#### Exercise description:
Set the following entries down again exactly, line by line.

**** Recorded information

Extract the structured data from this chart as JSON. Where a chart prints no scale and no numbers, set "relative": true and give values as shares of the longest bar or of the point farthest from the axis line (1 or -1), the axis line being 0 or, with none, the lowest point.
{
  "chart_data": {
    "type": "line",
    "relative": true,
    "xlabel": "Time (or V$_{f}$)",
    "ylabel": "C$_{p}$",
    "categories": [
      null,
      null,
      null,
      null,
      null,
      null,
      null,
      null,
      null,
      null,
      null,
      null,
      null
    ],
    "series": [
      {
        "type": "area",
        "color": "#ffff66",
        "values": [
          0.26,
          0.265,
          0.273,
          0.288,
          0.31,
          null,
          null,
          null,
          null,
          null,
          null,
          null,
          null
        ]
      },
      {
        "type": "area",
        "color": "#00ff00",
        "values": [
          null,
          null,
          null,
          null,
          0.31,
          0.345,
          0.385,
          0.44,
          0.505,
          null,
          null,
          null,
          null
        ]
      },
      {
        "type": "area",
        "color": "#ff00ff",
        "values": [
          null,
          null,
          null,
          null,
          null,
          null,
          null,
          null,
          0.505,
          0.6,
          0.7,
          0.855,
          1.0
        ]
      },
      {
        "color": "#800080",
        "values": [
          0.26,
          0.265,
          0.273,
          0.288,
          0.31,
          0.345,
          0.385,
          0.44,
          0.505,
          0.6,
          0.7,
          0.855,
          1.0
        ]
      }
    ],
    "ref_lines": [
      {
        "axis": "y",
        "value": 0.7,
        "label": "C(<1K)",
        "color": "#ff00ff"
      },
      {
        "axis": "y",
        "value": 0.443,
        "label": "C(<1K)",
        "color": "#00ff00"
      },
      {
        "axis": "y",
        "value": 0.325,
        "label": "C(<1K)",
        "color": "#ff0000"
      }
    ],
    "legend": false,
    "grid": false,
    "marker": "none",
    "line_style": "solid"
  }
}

********

#### Result below:
Extract the structured data from this chart as JSON. Where a chart prints no scale and no numbers, set "relative": true and give values as shares of the longest bar or of the point farthest from the axis line (1 or -1), the axis line being 0 or, with none, the lowest point.
{
  "chart_data": {
    "type": "line",
    "relative": true,
    "xlabel": "Time (or V$_{f}$)",
    "ylabel": "C$_{p}$",
    "categories": [
      null,
      null,
      null,
      null,
      null,
      null,
      null,
      null,
      null,
      null,
      null,
      null,
      null
    ],
    "series": [
      {
        "type": "area",
        "color": "#ffff66",
        "values": [
          0.26,
          0.265,
          0.273,
          0.288,
          0.31,
          null,
          null,
          null,
          null,
          null,
          null,
          null,
          null
        ]
      },
      {
        "type": "area",
        "color": "#00ff00",
        "values": [
          null,
          null,
          null,
          null,
          0.31,
          0.345,
          0.385,
          0.44,
          0.505,
          null,
          null,
          null,
          null
        ]
      },
      {
        "type": "area",
        "color": "#ff00ff",
        "values": [
          null,
          null,
          null,
          null,
          null,
          null,
          null,
          null,
          0.505,
          0.6,
          0.7,
          0.855,
          1.0
        ]
      },
      {
        "color": "#800080",
        "values": [
          0.26,
          0.265,
          0.273,
          0.288,
          0.31,
          0.345,
          0.385,
          0.44,
          0.505,
          0.6,
          0.7,
          0.855,
          1.0
        ]
      }
    ],
    "ref_lines": [
      {
        "axis": "y",
        "value": 0.7,
        "label": "C(<1K)",
        "color": "#ff00ff"
      },
      {
        "axis": "y",
        "value": 0.443,
        "label": "C(<1K)",
        "color": "#00ff00"
      },
      {
        "axis": "y",
        "value": 0.325,
        "label": "C(<1K)",
        "color": "#ff0000"
      }
    ],
    "legend": false,
    "grid": false,
    "marker": "none",
    "line_style": "solid"
  }
}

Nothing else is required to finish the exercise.